- **PROBLEMA BREVE**:
Responda según el hilo sobre el decodificador de 4 bits a 16 salidas:
(a) ¿Qué piensa colocar adri_ariel_05 a la entrada?
(b) ¿Qué integrado propone mabauti?
(c) Según Bluefresika, ¿cuál es el principal problema de ese tipo de decodificador?

- **TEXTO PROPORCIONADO**:
▬▬▬▬▬▬▬▬▬▬

# Integrado Decodificador, 4 bits a 16 salidas



## adri_ariel_05 (Ene 4, 2009)

Hola, estoy implementando una memoria inventada, para guardar unos codigos de unos displays y necesito saber si existe un integrado q contenga un decodificador de 2a la n entradas, mi caso, 4 bits a la entrada (colocare un contador) y a la salida las correspondientes 16 salidas. Es decir q cuando ponga el codigo 0000 en la entrada, a la salida se activara con un 1 la salida 0, si pongo el codigo 0001, se activara la salida 1 con un 1 logico, se entiende? solo necesito el integrado para compralo si es q hay uno que realice esta funcion, Muchas gracias saludos


----------



## mabauti (Ene 4, 2009)

quiza el Demultiplexor 74154 te pueda serrvir 
more información : http://www.cuantumhole.net/SistDig/otros_dispositivos.html


----------



## Bluefresika (Ene 22, 2009)

existe un decodificador que presenta estas características (el de 3 entradas es el 74138), el principal problema que presenta es que sus salidas están negadas( Cuando pones 0000 todas las lineas estan a 1 menos la 0000=, pero esto tiene fácil solución, aunque sea poco ingenieril puedes invertir linea a linea o rediseñar el circuito para que funcione con 0. Creo que este es de 4 entradas 16 salidas.

▬▬▬▬▬▬▬▬▬▬

- **DATOS LISTADOS**:
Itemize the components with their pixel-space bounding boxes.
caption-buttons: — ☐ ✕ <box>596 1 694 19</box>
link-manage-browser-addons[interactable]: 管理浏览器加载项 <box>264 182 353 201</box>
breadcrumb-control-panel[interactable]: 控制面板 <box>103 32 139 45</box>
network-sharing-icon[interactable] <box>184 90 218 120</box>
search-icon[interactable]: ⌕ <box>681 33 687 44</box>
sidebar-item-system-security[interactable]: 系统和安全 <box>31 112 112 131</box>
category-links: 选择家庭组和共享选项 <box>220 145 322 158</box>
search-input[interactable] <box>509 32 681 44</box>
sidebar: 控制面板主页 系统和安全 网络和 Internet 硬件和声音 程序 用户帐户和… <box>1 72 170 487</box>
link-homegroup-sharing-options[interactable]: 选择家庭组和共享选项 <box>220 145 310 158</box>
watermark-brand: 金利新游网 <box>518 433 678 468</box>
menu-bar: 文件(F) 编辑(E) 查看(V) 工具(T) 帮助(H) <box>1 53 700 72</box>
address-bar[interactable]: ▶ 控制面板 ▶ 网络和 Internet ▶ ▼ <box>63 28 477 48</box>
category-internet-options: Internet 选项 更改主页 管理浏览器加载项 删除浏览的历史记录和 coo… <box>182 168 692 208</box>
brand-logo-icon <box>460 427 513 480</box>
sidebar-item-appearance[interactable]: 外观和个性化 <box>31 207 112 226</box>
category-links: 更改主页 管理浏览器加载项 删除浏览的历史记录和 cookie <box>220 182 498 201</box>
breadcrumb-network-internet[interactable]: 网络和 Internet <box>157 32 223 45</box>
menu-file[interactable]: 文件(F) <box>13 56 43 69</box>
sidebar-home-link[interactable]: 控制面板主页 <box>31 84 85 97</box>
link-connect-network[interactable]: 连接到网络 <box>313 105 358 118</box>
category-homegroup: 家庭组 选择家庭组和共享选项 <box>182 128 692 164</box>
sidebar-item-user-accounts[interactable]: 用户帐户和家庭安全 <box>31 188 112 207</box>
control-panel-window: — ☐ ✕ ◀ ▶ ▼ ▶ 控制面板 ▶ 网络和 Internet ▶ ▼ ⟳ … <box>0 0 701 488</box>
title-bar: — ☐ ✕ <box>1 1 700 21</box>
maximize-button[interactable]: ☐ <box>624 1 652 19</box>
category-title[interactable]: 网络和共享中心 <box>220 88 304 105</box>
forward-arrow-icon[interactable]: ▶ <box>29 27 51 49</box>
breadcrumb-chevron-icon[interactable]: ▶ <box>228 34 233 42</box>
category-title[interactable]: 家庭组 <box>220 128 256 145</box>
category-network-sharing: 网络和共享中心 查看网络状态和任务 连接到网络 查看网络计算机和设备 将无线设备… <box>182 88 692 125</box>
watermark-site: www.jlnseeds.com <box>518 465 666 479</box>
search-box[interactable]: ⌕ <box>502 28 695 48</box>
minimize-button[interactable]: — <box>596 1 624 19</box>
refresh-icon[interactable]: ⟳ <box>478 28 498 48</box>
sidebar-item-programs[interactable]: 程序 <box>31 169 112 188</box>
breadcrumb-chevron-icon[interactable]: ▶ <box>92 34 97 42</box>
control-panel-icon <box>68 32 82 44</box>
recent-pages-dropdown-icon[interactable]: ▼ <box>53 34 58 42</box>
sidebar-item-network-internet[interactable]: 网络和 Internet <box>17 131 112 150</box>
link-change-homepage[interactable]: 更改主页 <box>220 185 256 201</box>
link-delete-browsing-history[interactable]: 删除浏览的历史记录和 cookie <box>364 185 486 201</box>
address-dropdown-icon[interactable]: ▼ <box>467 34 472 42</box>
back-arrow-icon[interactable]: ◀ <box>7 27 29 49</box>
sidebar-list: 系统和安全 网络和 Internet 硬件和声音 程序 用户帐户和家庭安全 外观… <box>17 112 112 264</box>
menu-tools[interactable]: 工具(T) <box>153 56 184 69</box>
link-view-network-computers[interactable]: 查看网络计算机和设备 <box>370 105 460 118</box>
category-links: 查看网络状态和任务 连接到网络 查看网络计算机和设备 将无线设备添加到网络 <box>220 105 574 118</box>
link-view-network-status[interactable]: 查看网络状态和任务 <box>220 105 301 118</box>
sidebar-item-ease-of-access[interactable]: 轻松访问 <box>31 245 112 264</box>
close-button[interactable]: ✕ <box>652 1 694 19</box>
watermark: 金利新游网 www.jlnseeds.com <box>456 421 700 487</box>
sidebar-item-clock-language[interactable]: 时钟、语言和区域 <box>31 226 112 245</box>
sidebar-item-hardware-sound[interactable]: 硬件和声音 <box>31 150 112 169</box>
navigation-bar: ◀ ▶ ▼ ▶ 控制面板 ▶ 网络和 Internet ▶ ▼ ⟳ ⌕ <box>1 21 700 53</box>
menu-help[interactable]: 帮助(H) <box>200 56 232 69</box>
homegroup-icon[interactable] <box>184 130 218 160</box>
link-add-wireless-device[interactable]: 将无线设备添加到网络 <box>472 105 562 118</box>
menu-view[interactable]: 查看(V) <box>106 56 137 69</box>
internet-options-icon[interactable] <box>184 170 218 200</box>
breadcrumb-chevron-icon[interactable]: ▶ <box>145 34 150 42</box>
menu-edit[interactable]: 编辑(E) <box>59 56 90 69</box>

▬▬▬▬▬▬▬▬▬▬

- **RESPUESTA**:
(a) Un contador.
(b) El demultiplexor 74154.
(c) Sus salidas están negadas.